-- start DATA SHOWN --

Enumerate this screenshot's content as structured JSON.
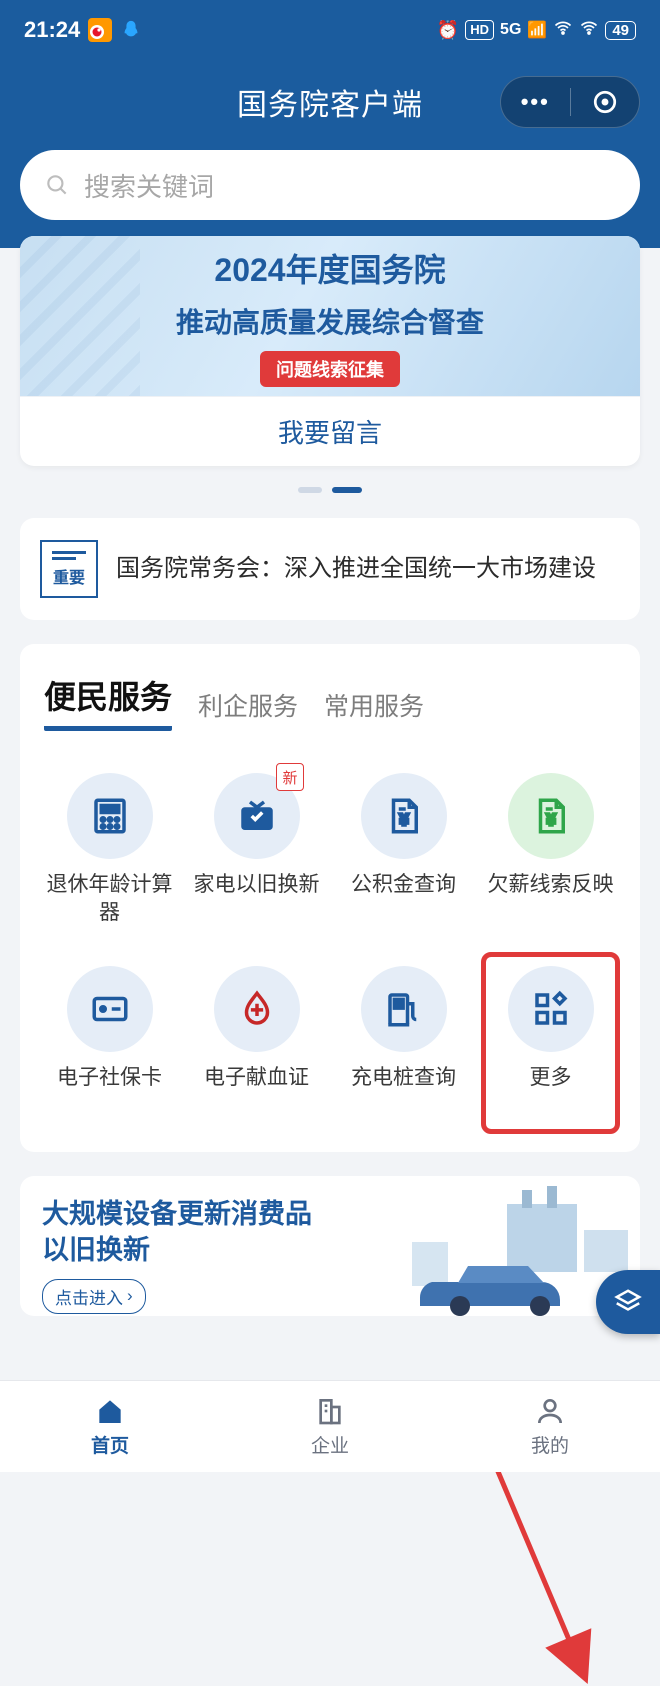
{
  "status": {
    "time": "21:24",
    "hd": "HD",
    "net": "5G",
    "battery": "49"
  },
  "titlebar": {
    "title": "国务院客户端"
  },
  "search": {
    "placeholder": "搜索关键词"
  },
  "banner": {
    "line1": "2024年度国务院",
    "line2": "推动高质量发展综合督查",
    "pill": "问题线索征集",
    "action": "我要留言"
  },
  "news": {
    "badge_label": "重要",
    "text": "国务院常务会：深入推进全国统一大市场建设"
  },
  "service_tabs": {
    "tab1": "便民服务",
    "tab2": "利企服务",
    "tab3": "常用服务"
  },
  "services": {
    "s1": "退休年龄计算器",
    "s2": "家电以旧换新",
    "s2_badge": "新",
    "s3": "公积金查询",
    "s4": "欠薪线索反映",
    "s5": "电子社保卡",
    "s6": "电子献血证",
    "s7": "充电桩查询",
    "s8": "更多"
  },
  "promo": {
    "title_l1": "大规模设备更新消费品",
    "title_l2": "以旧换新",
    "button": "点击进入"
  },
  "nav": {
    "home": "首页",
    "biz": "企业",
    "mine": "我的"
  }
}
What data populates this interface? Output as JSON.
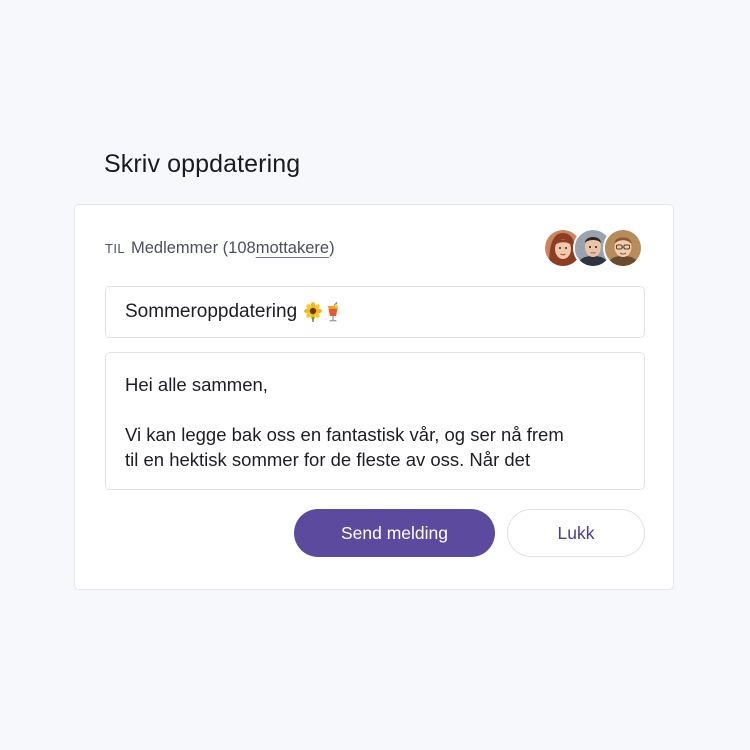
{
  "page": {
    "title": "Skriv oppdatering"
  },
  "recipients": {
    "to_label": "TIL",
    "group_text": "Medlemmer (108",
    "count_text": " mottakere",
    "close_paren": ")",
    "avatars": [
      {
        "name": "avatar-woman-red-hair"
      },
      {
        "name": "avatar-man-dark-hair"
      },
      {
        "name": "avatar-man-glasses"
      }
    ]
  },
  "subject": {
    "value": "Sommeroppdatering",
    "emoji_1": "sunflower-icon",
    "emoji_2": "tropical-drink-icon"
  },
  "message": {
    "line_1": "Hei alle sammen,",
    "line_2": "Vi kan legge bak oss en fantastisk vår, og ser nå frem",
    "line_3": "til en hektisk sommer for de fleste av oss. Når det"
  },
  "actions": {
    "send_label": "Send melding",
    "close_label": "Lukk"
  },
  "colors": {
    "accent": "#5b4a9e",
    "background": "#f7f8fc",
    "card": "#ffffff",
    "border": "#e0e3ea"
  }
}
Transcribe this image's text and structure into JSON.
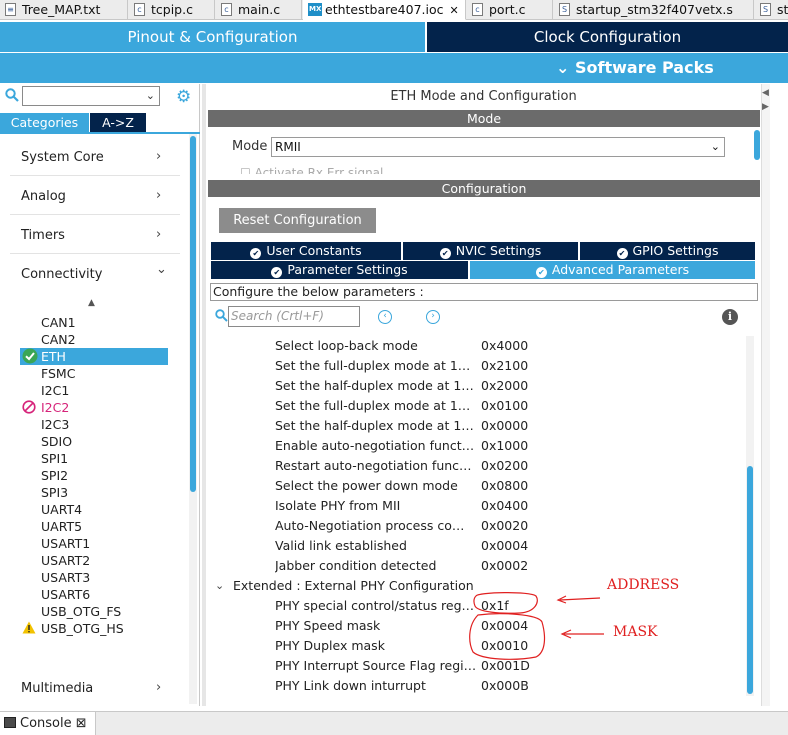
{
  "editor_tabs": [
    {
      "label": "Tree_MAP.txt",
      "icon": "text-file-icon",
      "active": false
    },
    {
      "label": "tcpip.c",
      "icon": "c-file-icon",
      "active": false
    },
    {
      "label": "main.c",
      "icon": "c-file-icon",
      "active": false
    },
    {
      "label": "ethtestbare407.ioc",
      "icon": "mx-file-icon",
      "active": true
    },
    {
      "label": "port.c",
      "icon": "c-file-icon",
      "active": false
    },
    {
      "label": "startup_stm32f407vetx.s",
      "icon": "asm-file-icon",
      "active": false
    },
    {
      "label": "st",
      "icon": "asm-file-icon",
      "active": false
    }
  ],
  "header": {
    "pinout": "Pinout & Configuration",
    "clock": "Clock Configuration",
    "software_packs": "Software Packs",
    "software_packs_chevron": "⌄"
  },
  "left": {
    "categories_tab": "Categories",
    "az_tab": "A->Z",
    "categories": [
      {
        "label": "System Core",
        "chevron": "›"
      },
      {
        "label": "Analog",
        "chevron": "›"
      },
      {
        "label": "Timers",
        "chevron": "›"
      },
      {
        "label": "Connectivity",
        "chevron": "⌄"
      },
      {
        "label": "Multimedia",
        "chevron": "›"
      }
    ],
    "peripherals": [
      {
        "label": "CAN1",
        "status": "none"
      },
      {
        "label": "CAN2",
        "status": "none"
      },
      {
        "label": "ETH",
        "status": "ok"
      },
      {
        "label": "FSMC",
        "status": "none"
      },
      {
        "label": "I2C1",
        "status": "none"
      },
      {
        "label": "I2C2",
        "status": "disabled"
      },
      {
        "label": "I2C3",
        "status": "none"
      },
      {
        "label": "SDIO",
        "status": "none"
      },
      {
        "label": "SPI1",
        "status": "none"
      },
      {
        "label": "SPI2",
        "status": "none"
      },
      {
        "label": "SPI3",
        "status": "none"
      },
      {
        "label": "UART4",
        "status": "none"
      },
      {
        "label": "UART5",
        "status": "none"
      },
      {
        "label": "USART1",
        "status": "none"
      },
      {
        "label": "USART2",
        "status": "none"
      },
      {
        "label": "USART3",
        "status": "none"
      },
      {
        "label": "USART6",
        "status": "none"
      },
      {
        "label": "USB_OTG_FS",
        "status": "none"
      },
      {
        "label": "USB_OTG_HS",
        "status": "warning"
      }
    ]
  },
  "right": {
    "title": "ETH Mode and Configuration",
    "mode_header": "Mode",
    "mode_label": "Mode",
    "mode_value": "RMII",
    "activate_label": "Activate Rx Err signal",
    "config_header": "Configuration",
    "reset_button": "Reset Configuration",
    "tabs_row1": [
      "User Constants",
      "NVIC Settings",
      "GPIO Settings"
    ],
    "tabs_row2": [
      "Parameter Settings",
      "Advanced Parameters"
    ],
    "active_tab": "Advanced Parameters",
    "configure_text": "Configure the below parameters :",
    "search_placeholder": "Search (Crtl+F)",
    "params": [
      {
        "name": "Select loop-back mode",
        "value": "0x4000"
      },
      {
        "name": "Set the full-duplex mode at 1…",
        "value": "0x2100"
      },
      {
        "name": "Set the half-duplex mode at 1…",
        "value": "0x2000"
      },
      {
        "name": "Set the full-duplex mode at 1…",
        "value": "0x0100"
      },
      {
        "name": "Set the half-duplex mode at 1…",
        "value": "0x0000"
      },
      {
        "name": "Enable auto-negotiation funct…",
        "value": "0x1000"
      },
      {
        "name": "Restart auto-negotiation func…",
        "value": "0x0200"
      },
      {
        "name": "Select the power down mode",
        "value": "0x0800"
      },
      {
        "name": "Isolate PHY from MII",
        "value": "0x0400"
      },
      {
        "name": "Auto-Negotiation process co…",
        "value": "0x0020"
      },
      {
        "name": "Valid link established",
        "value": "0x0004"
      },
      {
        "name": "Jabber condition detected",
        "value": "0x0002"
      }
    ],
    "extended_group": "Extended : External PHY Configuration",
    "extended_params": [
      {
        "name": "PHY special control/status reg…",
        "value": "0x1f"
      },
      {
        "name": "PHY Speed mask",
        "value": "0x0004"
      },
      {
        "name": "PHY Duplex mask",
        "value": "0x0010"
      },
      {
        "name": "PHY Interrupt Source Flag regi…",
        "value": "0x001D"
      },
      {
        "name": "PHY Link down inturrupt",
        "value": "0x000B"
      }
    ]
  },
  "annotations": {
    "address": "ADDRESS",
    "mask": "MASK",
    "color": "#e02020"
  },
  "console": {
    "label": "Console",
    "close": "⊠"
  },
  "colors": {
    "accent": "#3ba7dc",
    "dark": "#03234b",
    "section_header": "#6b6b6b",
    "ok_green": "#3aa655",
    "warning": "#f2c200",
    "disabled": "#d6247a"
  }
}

-- end DATA SHOWN --

• DIRECTIONS FOR THIS TASK: The data above needs to be retyped exactly, with the images left out.

• SOLUTION FOR THIS EXERCISE:
Enumerate this screenshot's content as structured JSON.
{
  "status": {
    "time": "21:24",
    "hd": "HD",
    "net": "5G",
    "battery": "49"
  },
  "titlebar": {
    "title": "国务院客户端"
  },
  "search": {
    "placeholder": "搜索关键词"
  },
  "banner": {
    "line1": "2024年度国务院",
    "line2": "推动高质量发展综合督查",
    "pill": "问题线索征集",
    "action": "我要留言"
  },
  "news": {
    "badge_label": "重要",
    "text": "国务院常务会：深入推进全国统一大市场建设"
  },
  "service_tabs": {
    "tab1": "便民服务",
    "tab2": "利企服务",
    "tab3": "常用服务"
  },
  "services": {
    "s1": "退休年龄计算器",
    "s2": "家电以旧换新",
    "s2_badge": "新",
    "s3": "公积金查询",
    "s4": "欠薪线索反映",
    "s5": "电子社保卡",
    "s6": "电子献血证",
    "s7": "充电桩查询",
    "s8": "更多"
  },
  "promo": {
    "title_l1": "大规模设备更新消费品",
    "title_l2": "以旧换新",
    "button": "点击进入"
  },
  "nav": {
    "home": "首页",
    "biz": "企业",
    "mine": "我的"
  }
}
What data populates this interface? Output as JSON.
{
  "page": {
    "title": "Skriv oppdatering"
  },
  "recipients": {
    "to_label": "TIL",
    "group_text": "Medlemmer (108",
    "count_text": " mottakere",
    "close_paren": ")",
    "avatars": [
      {
        "name": "avatar-woman-red-hair"
      },
      {
        "name": "avatar-man-dark-hair"
      },
      {
        "name": "avatar-man-glasses"
      }
    ]
  },
  "subject": {
    "value": "Sommeroppdatering",
    "emoji_1": "sunflower-icon",
    "emoji_2": "tropical-drink-icon"
  },
  "message": {
    "line_1": "Hei alle sammen,",
    "line_2": "Vi kan legge bak oss en fantastisk vår, og ser nå frem",
    "line_3": "til en hektisk sommer for de fleste av oss. Når det"
  },
  "actions": {
    "send_label": "Send melding",
    "close_label": "Lukk"
  },
  "colors": {
    "accent": "#5b4a9e",
    "background": "#f7f8fc",
    "card": "#ffffff",
    "border": "#e0e3ea"
  }
}
Transcribe this image's text and structure into JSON.
{
  "editor_tabs": [
    {
      "label": "Tree_MAP.txt",
      "icon": "text-file-icon",
      "active": false
    },
    {
      "label": "tcpip.c",
      "icon": "c-file-icon",
      "active": false
    },
    {
      "label": "main.c",
      "icon": "c-file-icon",
      "active": false
    },
    {
      "label": "ethtestbare407.ioc",
      "icon": "mx-file-icon",
      "active": true
    },
    {
      "label": "port.c",
      "icon": "c-file-icon",
      "active": false
    },
    {
      "label": "startup_stm32f407vetx.s",
      "icon": "asm-file-icon",
      "active": false
    },
    {
      "label": "st",
      "icon": "asm-file-icon",
      "active": false
    }
  ],
  "header": {
    "pinout": "Pinout & Configuration",
    "clock": "Clock Configuration",
    "software_packs": "Software Packs",
    "software_packs_chevron": "⌄"
  },
  "left": {
    "categories_tab": "Categories",
    "az_tab": "A->Z",
    "categories": [
      {
        "label": "System Core",
        "chevron": "›"
      },
      {
        "label": "Analog",
        "chevron": "›"
      },
      {
        "label": "Timers",
        "chevron": "›"
      },
      {
        "label": "Connectivity",
        "chevron": "⌄"
      },
      {
        "label": "Multimedia",
        "chevron": "›"
      }
    ],
    "peripherals": [
      {
        "label": "CAN1",
        "status": "none"
      },
      {
        "label": "CAN2",
        "status": "none"
      },
      {
        "label": "ETH",
        "status": "ok"
      },
      {
        "label": "FSMC",
        "status": "none"
      },
      {
        "label": "I2C1",
        "status": "none"
      },
      {
        "label": "I2C2",
        "status": "disabled"
      },
      {
        "label": "I2C3",
        "status": "none"
      },
      {
        "label": "SDIO",
        "status": "none"
      },
      {
        "label": "SPI1",
        "status": "none"
      },
      {
        "label": "SPI2",
        "status": "none"
      },
      {
        "label": "SPI3",
        "status": "none"
      },
      {
        "label": "UART4",
        "status": "none"
      },
      {
        "label": "UART5",
        "status": "none"
      },
      {
        "label": "USART1",
        "status": "none"
      },
      {
        "label": "USART2",
        "status": "none"
      },
      {
        "label": "USART3",
        "status": "none"
      },
      {
        "label": "USART6",
        "status": "none"
      },
      {
        "label": "USB_OTG_FS",
        "status": "none"
      },
      {
        "label": "USB_OTG_HS",
        "status": "warning"
      }
    ]
  },
  "right": {
    "title": "ETH Mode and Configuration",
    "mode_header": "Mode",
    "mode_label": "Mode",
    "mode_value": "RMII",
    "activate_label": "Activate Rx Err signal",
    "config_header": "Configuration",
    "reset_button": "Reset Configuration",
    "tabs_row1": [
      "User Constants",
      "NVIC Settings",
      "GPIO Settings"
    ],
    "tabs_row2": [
      "Parameter Settings",
      "Advanced Parameters"
    ],
    "active_tab": "Advanced Parameters",
    "configure_text": "Configure the below parameters :",
    "search_placeholder": "Search (Crtl+F)",
    "params": [
      {
        "name": "Select loop-back mode",
        "value": "0x4000"
      },
      {
        "name": "Set the full-duplex mode at 1…",
        "value": "0x2100"
      },
      {
        "name": "Set the half-duplex mode at 1…",
        "value": "0x2000"
      },
      {
        "name": "Set the full-duplex mode at 1…",
        "value": "0x0100"
      },
      {
        "name": "Set the half-duplex mode at 1…",
        "value": "0x0000"
      },
      {
        "name": "Enable auto-negotiation funct…",
        "value": "0x1000"
      },
      {
        "name": "Restart auto-negotiation func…",
        "value": "0x0200"
      },
      {
        "name": "Select the power down mode",
        "value": "0x0800"
      },
      {
        "name": "Isolate PHY from MII",
        "value": "0x0400"
      },
      {
        "name": "Auto-Negotiation process co…",
        "value": "0x0020"
      },
      {
        "name": "Valid link established",
        "value": "0x0004"
      },
      {
        "name": "Jabber condition detected",
        "value": "0x0002"
      }
    ],
    "extended_group": "Extended : External PHY Configuration",
    "extended_params": [
      {
        "name": "PHY special control/status reg…",
        "value": "0x1f"
      },
      {
        "name": "PHY Speed mask",
        "value": "0x0004"
      },
      {
        "name": "PHY Duplex mask",
        "value": "0x0010"
      },
      {
        "name": "PHY Interrupt Source Flag regi…",
        "value": "0x001D"
      },
      {
        "name": "PHY Link down inturrupt",
        "value": "0x000B"
      }
    ]
  },
  "annotations": {
    "address": "ADDRESS",
    "mask": "MASK",
    "color": "#e02020"
  },
  "console": {
    "label": "Console",
    "close": "⊠"
  },
  "colors": {
    "accent": "#3ba7dc",
    "dark": "#03234b",
    "section_header": "#6b6b6b",
    "ok_green": "#3aa655",
    "warning": "#f2c200",
    "disabled": "#d6247a"
  }
}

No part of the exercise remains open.